__Required work__. Look for the word "should" in the records, and copy each line where it appears.

_ _ _ _

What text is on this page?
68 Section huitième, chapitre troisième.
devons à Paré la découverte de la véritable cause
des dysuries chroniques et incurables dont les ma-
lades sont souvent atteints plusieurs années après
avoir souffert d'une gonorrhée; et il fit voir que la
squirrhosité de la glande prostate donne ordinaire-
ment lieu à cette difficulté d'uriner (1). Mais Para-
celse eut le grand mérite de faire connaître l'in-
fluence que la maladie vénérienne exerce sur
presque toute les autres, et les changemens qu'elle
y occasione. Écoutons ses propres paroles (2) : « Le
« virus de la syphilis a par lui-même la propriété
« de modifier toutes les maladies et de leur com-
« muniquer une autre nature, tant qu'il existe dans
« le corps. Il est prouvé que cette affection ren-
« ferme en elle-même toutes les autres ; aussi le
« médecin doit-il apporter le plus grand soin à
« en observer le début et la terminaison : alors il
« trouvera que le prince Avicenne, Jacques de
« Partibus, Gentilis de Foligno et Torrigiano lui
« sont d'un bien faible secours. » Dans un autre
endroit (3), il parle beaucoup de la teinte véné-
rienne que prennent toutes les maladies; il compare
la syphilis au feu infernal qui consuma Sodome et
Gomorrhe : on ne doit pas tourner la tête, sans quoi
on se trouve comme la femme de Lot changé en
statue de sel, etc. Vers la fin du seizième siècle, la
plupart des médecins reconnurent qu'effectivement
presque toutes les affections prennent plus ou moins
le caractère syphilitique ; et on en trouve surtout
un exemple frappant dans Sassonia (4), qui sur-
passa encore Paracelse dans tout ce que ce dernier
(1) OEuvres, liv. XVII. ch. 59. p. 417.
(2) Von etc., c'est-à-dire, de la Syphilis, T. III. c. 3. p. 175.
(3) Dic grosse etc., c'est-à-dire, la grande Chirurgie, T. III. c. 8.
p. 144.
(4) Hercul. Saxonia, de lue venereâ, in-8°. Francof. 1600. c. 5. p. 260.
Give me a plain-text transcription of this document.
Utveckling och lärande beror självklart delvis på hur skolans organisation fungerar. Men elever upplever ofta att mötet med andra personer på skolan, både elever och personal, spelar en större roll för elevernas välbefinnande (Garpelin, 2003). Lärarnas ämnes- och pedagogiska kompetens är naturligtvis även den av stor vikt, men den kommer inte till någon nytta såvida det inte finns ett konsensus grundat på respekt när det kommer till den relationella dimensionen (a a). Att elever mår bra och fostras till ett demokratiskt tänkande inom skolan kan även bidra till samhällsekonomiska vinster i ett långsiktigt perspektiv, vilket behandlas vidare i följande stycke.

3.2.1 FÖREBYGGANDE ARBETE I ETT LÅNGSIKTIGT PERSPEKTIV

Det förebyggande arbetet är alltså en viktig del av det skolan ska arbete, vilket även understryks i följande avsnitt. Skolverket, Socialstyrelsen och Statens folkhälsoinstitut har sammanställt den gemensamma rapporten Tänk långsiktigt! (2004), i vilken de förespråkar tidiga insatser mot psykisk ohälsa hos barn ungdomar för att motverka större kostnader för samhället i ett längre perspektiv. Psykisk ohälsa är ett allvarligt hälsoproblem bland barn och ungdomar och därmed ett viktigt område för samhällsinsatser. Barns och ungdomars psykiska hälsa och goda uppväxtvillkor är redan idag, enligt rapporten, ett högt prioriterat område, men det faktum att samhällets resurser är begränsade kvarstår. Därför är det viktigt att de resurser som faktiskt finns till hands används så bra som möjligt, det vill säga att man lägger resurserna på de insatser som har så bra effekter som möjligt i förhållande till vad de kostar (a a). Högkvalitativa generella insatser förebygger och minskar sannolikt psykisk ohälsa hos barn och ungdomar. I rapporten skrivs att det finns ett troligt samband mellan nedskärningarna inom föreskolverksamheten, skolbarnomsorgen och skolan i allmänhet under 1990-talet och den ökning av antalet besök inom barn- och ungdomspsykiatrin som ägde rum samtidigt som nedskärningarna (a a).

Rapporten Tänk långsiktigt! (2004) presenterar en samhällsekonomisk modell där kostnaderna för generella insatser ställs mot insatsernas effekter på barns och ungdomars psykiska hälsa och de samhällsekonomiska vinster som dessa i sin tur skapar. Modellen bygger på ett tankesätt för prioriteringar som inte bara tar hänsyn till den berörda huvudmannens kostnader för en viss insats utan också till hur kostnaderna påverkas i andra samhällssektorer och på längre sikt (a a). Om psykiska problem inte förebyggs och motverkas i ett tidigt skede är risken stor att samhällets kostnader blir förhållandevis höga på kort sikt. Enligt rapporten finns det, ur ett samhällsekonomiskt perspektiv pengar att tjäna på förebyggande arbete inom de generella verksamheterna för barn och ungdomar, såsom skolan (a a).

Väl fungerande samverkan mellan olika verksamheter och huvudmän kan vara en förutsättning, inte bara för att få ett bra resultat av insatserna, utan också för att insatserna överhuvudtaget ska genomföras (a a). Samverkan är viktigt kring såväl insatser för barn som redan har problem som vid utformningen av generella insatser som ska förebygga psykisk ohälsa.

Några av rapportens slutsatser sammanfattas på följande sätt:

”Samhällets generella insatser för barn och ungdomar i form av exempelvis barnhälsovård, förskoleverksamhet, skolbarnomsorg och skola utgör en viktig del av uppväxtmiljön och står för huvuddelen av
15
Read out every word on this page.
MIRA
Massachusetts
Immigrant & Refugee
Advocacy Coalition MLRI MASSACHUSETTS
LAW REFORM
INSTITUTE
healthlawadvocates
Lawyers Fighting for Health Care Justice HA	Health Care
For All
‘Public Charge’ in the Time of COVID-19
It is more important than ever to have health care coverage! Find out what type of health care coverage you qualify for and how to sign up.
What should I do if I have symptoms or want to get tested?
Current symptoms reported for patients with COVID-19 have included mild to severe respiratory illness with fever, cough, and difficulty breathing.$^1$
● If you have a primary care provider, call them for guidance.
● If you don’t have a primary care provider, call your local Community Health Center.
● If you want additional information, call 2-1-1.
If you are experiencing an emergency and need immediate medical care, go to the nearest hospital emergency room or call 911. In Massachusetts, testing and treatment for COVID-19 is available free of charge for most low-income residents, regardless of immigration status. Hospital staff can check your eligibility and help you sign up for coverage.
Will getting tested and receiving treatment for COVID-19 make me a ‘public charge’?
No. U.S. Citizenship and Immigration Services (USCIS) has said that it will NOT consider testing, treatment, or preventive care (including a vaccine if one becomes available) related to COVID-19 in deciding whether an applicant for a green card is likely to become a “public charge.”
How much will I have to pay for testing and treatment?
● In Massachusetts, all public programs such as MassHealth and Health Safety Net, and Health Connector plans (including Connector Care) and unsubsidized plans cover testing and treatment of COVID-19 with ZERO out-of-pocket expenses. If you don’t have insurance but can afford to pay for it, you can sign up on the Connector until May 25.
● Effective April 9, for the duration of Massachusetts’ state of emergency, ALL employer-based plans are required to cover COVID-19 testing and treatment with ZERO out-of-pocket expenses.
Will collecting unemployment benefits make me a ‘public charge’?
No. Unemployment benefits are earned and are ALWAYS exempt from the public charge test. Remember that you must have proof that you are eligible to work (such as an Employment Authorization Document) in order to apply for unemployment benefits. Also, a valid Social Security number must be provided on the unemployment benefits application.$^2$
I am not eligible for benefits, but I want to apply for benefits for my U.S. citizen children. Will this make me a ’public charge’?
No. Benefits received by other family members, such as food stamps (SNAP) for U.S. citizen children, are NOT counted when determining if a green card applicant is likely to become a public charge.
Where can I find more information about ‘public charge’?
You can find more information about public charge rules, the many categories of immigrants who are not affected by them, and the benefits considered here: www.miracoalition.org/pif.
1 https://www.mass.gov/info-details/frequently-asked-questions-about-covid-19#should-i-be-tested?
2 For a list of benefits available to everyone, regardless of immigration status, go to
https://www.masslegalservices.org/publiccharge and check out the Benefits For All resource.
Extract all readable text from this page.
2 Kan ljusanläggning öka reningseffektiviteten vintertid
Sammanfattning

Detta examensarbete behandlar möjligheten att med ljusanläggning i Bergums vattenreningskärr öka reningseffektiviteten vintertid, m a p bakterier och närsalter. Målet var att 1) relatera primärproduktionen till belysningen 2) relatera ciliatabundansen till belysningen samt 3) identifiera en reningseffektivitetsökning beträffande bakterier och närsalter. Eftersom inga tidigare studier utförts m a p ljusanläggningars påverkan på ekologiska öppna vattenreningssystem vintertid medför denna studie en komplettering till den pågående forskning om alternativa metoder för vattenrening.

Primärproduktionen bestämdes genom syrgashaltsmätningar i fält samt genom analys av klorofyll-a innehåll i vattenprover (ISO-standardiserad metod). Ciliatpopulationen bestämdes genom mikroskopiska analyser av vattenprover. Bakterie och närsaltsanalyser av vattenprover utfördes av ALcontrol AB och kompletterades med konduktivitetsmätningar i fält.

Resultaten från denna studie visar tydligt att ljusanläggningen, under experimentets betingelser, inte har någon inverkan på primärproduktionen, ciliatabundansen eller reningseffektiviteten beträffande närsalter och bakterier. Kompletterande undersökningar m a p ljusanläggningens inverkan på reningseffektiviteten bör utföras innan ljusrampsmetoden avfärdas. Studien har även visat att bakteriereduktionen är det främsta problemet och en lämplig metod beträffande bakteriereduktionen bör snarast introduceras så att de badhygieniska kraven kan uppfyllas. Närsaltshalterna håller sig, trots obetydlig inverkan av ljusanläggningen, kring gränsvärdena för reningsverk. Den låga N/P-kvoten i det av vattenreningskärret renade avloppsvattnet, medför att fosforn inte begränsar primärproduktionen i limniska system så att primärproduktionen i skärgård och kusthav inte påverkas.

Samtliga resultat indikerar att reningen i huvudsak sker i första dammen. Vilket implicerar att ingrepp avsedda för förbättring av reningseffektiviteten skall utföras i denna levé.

_ _ _ _

__Response to this exercise__.
What should I do if I have symptoms or want to get tested?
1 https://www.mass.gov/info-details/frequently-asked-questions-about-covid-19#should-i-be-tested?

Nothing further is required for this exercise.